*EXERCISE*
Locate every line that holds the string "lukning" and copy it.

*PROVIDED DATA*

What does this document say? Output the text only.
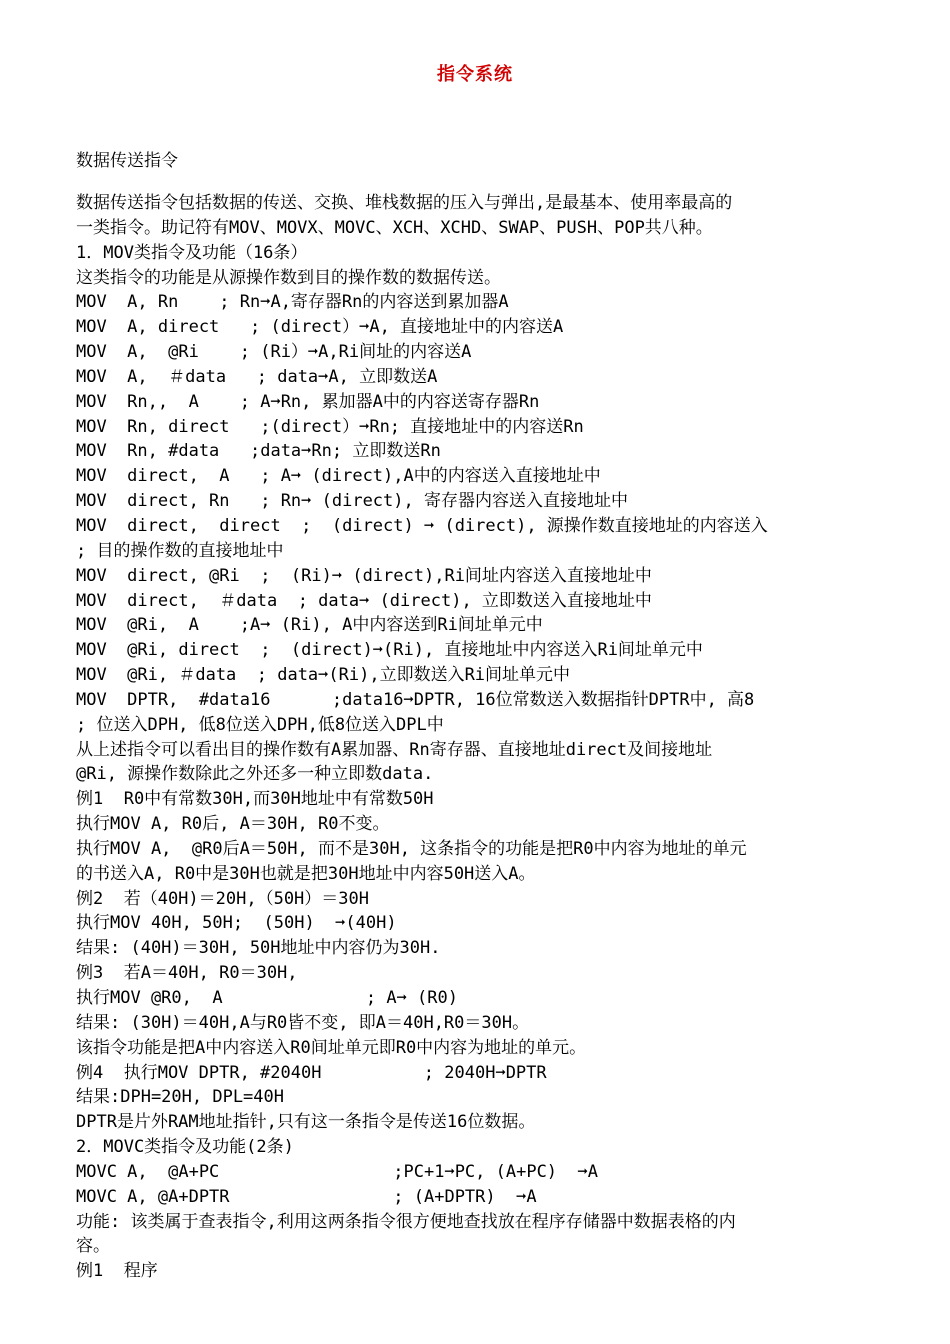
指令系统
数据传送指令
数据传送指令包括数据的传送、交换、堆栈数据的压入与弹出,是最基本、使用率最高的
一类指令。助记符有MOV、MOVX、MOVC、XCH、XCHD、SWAP、PUSH、POP共八种。
1．MOV类指令及功能（16条）
这类指令的功能是从源操作数到目的操作数的数据传送。
MOV  A, Rn    ; Rn➞A,寄存器Rn的内容送到累加器A
MOV  A, direct   ; (direct）➞A, 直接地址中的内容送A
MOV  A,  @Ri    ; (Ri）➞A,Ri间址的内容送A
MOV  A,  ＃data   ; data➞A, 立即数送A
MOV  Rn,,  A    ; A➞Rn, 累加器A中的内容送寄存器Rn
MOV  Rn, direct   ;(direct）➞Rn; 直接地址中的内容送Rn
MOV  Rn, #data   ;data➞Rn; 立即数送Rn
MOV  direct,  A   ; A➞ (direct),A中的内容送入直接地址中
MOV  direct, Rn   ; Rn➞ (direct), 寄存器内容送入直接地址中
MOV  direct,  direct  ;  (direct) ➞ (direct), 源操作数直接地址的内容送入
; 目的操作数的直接地址中
MOV  direct, @Ri  ;  (Ri)➞ (direct),Ri间址内容送入直接地址中
MOV  direct,  ＃data  ; data➞ (direct), 立即数送入直接地址中
MOV  @Ri,  A    ;A➞ (Ri), A中内容送到Ri间址单元中
MOV  @Ri, direct  ;  (direct)➞(Ri), 直接地址中内容送入Ri间址单元中
MOV  @Ri, ＃data  ; data➞(Ri),立即数送入Ri间址单元中
MOV  DPTR,  #data16      ;data16➞DPTR, 16位常数送入数据指针DPTR中, 高8
; 位送入DPH, 低8位送入DPH,低8位送入DPL中
从上述指令可以看出目的操作数有A累加器、Rn寄存器、直接地址direct及间接地址
@Ri, 源操作数除此之外还多一种立即数data.
例1  R0中有常数30H,而30H地址中有常数50H
执行MOV A, R0后, A＝30H, R0不变。
执行MOV A,  @R0后A＝50H, 而不是30H, 这条指令的功能是把R0中内容为地址的单元
的书送入A, R0中是30H也就是把30H地址中内容50H送入A。
例2  若（40H)＝20H,（50H）＝30H
执行MOV 40H, 50H;  (50H)  ➞(40H)
结果: (40H)＝30H, 50H地址中内容仍为30H.
例3  若A＝40H, R0＝30H,
执行MOV @R0,  A              ; A➞ (R0)
结果: (30H)＝40H,A与R0皆不变, 即A＝40H,R0＝30H。
该指令功能是把A中内容送入R0间址单元即R0中内容为地址的单元。
例4  执行MOV DPTR, #2040H          ; 2040H➞DPTR
结果:DPH=20H, DPL=40H
DPTR是片外RAM地址指针,只有这一条指令是传送16位数据。
2．MOVC类指令及功能(2条)
MOVC A,  @A+PC                 ;PC+1➞PC, (A+PC)  ➞A
MOVC A, @A+DPTR                ; (A+DPTR)  ➞A
功能: 该类属于查表指令,利用这两条指令很方便地查找放在程序存储器中数据表格的内
容。
例1  程序
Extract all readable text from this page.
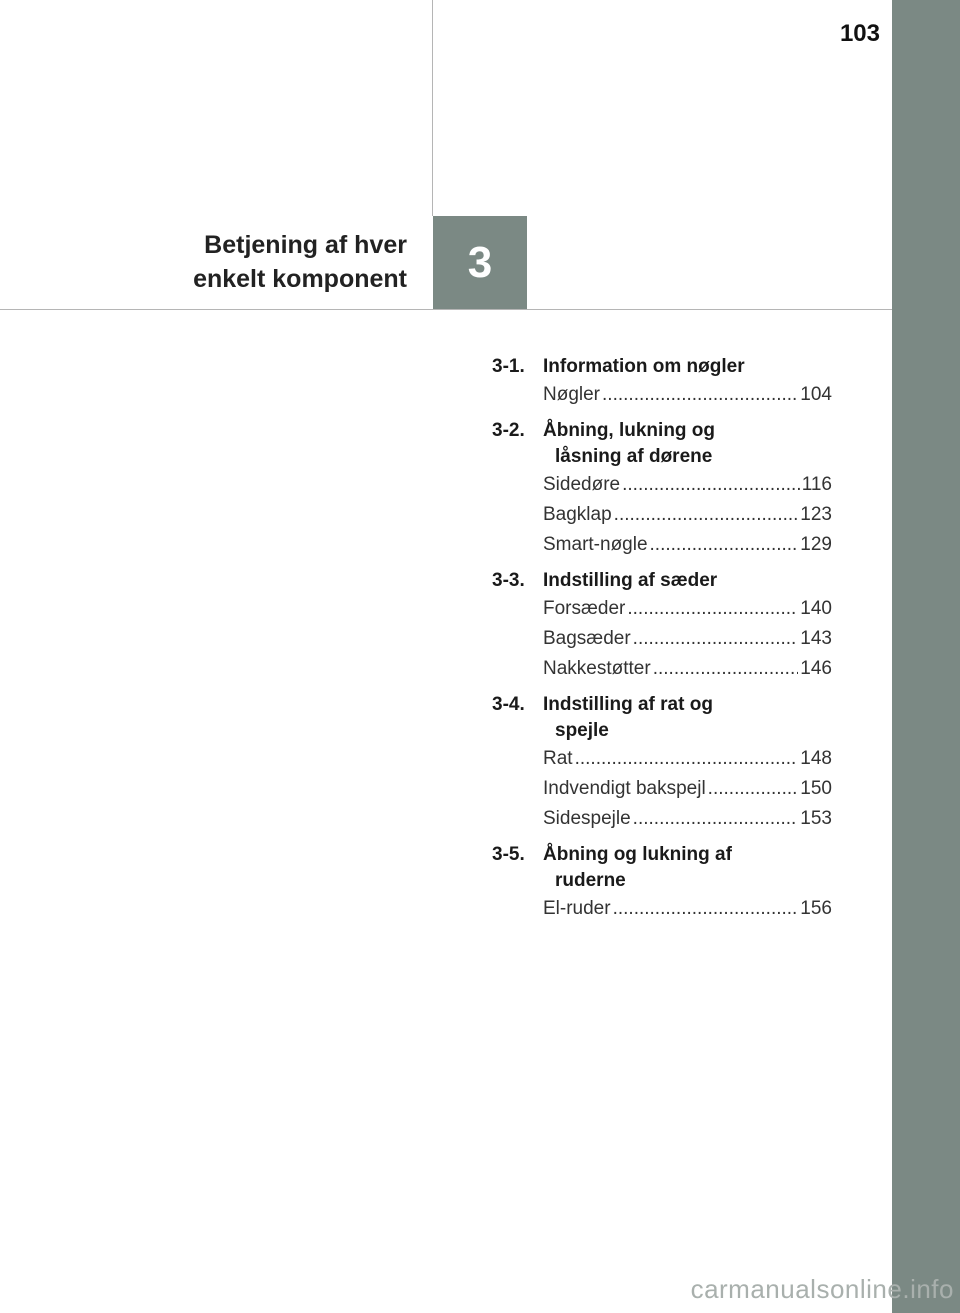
103
Betjening af hver
enkelt komponent 3
3-1. Information om nøgler
Nøgler .....	104
3-2. Åbning, lukning og
låsning af dørene
Sidedøre .....	116
Bagklap .....	123
Smart-nøgle .....	129
3-3. Indstilling af sæder
Forsæder .....	140
Bagsæder .....	143
Nakkestøtter .....	146
3-4. Indstilling af rat og
spejle
Rat .....	148
Indvendigt bakspejl .....	150
Sidespejle .....	153
3-5. Åbning og lukning af
ruderne
El-ruder .....	156
carmanualsonline.info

*SOLUTION TO THE PROBLEM*
3-2. Åbning, lukning og
3-5. Åbning og lukning af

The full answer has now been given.